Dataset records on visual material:

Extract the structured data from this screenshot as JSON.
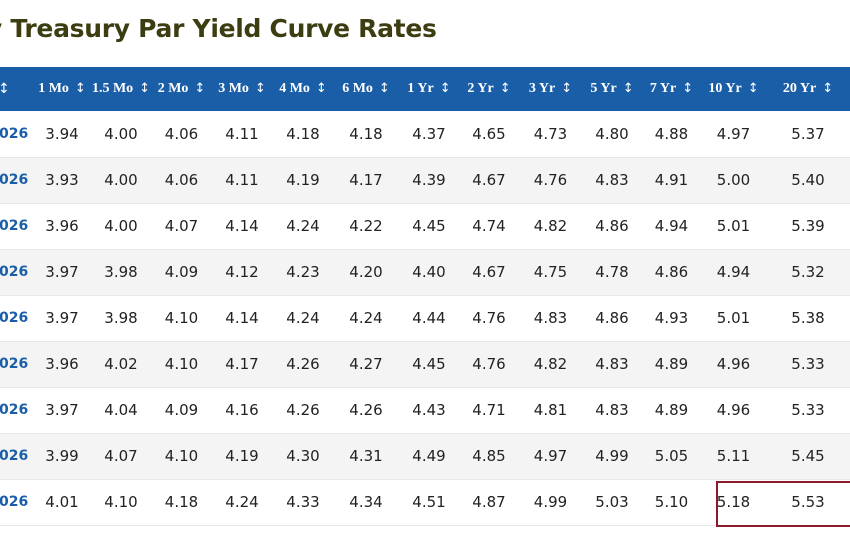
{
  "title": "y Treasury Par Yield Curve Rates",
  "colors": {
    "header_bg": "#1a5ea8",
    "title_text": "#3d3d12",
    "date_text": "#1a5ea8",
    "row_even": "#f4f4f4",
    "row_odd": "#ffffff",
    "highlight_border": "#8b1a2b"
  },
  "table": {
    "sort_icon": "↕",
    "headers": [
      "↕",
      "1 Mo",
      "1.5 Mo",
      "2 Mo",
      "3 Mo",
      "4 Mo",
      "6 Mo",
      "1 Yr",
      "2 Yr",
      "3 Yr",
      "5 Yr",
      "7 Yr",
      "10 Yr",
      "20 Yr"
    ],
    "rows": [
      {
        "date": "026",
        "values": [
          "3.94",
          "4.00",
          "4.06",
          "4.11",
          "4.18",
          "4.18",
          "4.37",
          "4.65",
          "4.73",
          "4.80",
          "4.88",
          "4.97",
          "5.37"
        ]
      },
      {
        "date": "026",
        "values": [
          "3.93",
          "4.00",
          "4.06",
          "4.11",
          "4.19",
          "4.17",
          "4.39",
          "4.67",
          "4.76",
          "4.83",
          "4.91",
          "5.00",
          "5.40"
        ]
      },
      {
        "date": "026",
        "values": [
          "3.96",
          "4.00",
          "4.07",
          "4.14",
          "4.24",
          "4.22",
          "4.45",
          "4.74",
          "4.82",
          "4.86",
          "4.94",
          "5.01",
          "5.39"
        ]
      },
      {
        "date": "026",
        "values": [
          "3.97",
          "3.98",
          "4.09",
          "4.12",
          "4.23",
          "4.20",
          "4.40",
          "4.67",
          "4.75",
          "4.78",
          "4.86",
          "4.94",
          "5.32"
        ]
      },
      {
        "date": "026",
        "values": [
          "3.97",
          "3.98",
          "4.10",
          "4.14",
          "4.24",
          "4.24",
          "4.44",
          "4.76",
          "4.83",
          "4.86",
          "4.93",
          "5.01",
          "5.38"
        ]
      },
      {
        "date": "026",
        "values": [
          "3.96",
          "4.02",
          "4.10",
          "4.17",
          "4.26",
          "4.27",
          "4.45",
          "4.76",
          "4.82",
          "4.83",
          "4.89",
          "4.96",
          "5.33"
        ]
      },
      {
        "date": "026",
        "values": [
          "3.97",
          "4.04",
          "4.09",
          "4.16",
          "4.26",
          "4.26",
          "4.43",
          "4.71",
          "4.81",
          "4.83",
          "4.89",
          "4.96",
          "5.33"
        ]
      },
      {
        "date": "026",
        "values": [
          "3.99",
          "4.07",
          "4.10",
          "4.19",
          "4.30",
          "4.31",
          "4.49",
          "4.85",
          "4.97",
          "4.99",
          "5.05",
          "5.11",
          "5.45"
        ]
      },
      {
        "date": "026",
        "values": [
          "4.01",
          "4.10",
          "4.18",
          "4.24",
          "4.33",
          "4.34",
          "4.51",
          "4.87",
          "4.99",
          "5.03",
          "5.10",
          "5.18",
          "5.53"
        ]
      }
    ]
  }
}
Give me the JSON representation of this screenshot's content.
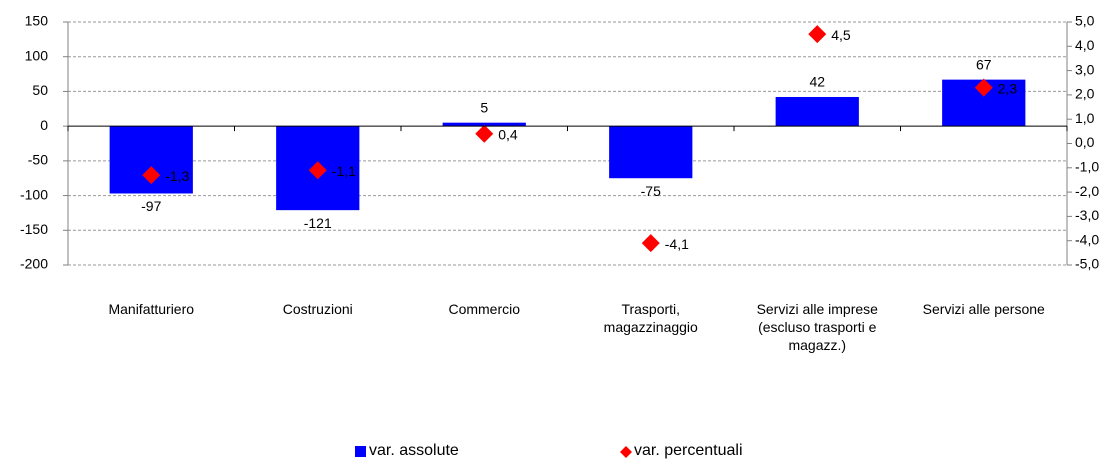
{
  "chart_data": {
    "type": "bar",
    "categories": [
      "Manifatturiero",
      "Costruzioni",
      "Commercio",
      "Trasporti, magazzinaggio",
      "Servizi alle imprese (escluso trasporti e magazz.)",
      "Servizi alle persone"
    ],
    "series": [
      {
        "name": "var. assolute",
        "type": "bar",
        "color": "#0000ff",
        "axis": "y",
        "values": [
          -97,
          -121,
          5,
          -75,
          42,
          67
        ]
      },
      {
        "name": "var. percentuali",
        "type": "scatter",
        "color": "#ff0000",
        "axis": "y2",
        "values": [
          -1.3,
          -1.1,
          0.4,
          -4.1,
          4.5,
          2.3
        ],
        "value_labels": [
          "-1,3",
          "-1,1",
          "0,4",
          "-4,1",
          "4,5",
          "2,3"
        ]
      }
    ],
    "ylim": [
      -200,
      150
    ],
    "yticks": [
      -200,
      -150,
      -100,
      -50,
      0,
      50,
      100,
      150
    ],
    "y2lim": [
      -5,
      5
    ],
    "y2ticks": [
      {
        "value": -5,
        "label": "-5,0"
      },
      {
        "value": -4,
        "label": "-4,0"
      },
      {
        "value": -3,
        "label": "-3,0"
      },
      {
        "value": -2,
        "label": "-2,0"
      },
      {
        "value": -1,
        "label": "-1,0"
      },
      {
        "value": 0,
        "label": "0,0"
      },
      {
        "value": 1,
        "label": "1,0"
      },
      {
        "value": 2,
        "label": "2,0"
      },
      {
        "value": 3,
        "label": "3,0"
      },
      {
        "value": 4,
        "label": "4,0"
      },
      {
        "value": 5,
        "label": "5,0"
      }
    ],
    "grid": true,
    "legend": "bottom"
  }
}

* [What is required] Tally the lines above containing "JSON". Answer with the count only.

* [Written answer] 2